*** Text block ***
Disclosure | Evident Partiality | Repeat Player

Federal Arbitration Act (“FAA”) Section 10 permits Courts to vacate awards “where there was evident partiality. . . in the arbitrators. . . .” 9 U.S.C. § 10(a)(2). If an arbitrator fails to disclose an ownership interest in an arbitration provider, which has a nontrivial, repeat player relationship with a party, should the award be vacated for evident partiality?

What constitutes evident partiality and under what circumstances is a controversial and sometimes elusive topic. We’ve written about it extensively over the years, including here, here, here, and here, as well as in other publications. The author has briefed, argued, or both, a number of U.S. Courts of Appeals and federal district court cases on the subject over the years, including, among others, Certain Underwriting Members of Lloyds of London v. State of Florida, Dep’t of Fin. Serv., 892 F.3d 501 (2018); and Nationwide Mutual Ins. Co. v. Home Ins. Co., 429 F.3d 640 (2005).

The most recent significant evident partiality development is the U.S. Court of Appeals for the Ninth Circuit’s 2-1 decision in Monster Energy Co. v. City Beverages, LLC, ___ F.3d ___, No. 17-55813, slip op. (9th Cir. Oct. 22, 2019), a case that involved an award made in favor of a repeat player party in an administered arbitration. Monster held that an arbitrator who failed to disclose his ownership interest in an arbitration provider was guilty of evident partiality because the arbitration provider had nontrivial business relationship with the repeat player party.
*** Raw data ***
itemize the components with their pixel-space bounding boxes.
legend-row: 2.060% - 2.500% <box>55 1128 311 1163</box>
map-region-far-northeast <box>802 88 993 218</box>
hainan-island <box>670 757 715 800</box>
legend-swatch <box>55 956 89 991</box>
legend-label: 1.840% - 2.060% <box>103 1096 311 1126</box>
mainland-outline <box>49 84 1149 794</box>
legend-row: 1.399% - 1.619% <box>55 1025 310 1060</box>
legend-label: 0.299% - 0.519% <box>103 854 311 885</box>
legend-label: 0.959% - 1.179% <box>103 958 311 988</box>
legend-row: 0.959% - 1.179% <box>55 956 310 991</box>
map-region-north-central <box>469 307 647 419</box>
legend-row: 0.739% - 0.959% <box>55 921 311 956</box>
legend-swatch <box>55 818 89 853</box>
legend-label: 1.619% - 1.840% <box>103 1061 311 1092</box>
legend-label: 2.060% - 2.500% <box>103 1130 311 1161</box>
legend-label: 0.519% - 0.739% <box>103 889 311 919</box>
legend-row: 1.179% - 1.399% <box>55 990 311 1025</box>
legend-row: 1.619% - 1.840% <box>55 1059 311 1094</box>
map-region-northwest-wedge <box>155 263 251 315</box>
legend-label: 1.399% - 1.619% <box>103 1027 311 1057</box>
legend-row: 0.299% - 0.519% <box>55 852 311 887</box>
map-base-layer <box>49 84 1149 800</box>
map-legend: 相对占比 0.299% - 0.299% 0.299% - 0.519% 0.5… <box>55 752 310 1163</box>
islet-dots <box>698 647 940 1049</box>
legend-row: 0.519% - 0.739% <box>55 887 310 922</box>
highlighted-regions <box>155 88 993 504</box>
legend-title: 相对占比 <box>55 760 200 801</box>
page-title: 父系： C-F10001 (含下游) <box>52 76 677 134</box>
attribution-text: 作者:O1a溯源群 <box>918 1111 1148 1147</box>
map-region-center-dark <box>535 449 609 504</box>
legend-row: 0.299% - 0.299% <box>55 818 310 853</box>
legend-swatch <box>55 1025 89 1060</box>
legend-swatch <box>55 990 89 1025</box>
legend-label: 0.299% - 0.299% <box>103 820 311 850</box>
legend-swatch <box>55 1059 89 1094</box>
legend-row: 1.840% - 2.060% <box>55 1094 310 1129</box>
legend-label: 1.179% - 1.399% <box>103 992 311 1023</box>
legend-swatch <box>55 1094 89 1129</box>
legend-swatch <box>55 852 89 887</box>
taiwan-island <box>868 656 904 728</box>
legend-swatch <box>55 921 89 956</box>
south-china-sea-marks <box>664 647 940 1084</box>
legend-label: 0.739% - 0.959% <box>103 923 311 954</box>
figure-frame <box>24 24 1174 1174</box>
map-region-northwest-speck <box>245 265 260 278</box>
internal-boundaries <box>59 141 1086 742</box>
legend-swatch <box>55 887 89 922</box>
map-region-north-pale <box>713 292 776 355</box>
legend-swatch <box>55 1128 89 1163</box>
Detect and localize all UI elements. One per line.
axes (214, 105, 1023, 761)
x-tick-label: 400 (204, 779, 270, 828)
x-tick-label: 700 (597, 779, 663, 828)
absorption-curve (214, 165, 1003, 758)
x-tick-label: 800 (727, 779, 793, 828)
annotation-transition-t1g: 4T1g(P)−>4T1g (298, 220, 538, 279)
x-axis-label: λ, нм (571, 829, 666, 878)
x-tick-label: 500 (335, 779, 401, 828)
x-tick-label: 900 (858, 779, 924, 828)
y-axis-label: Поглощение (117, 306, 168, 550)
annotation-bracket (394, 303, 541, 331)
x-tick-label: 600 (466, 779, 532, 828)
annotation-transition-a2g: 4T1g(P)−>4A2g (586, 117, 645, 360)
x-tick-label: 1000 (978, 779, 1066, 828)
***
What is needed
Return the part of the evident partiality text starting with "Federal Arbitration Act" and going on through "for evident partiality?", copied word for word.

Response to the exercise
Federal Arbitration Act (“FAA”) Section 10 permits Courts to vacate awards “where there was evident partiality. . . in the arbitrators. . . .” 9 U.S.C. § 10(a)(2). If an arbitrator fails to disclose an ownership interest in an arbitration provider, which has a nontrivial, repeat player relationship with a party, should the award be vacated for evident partiality?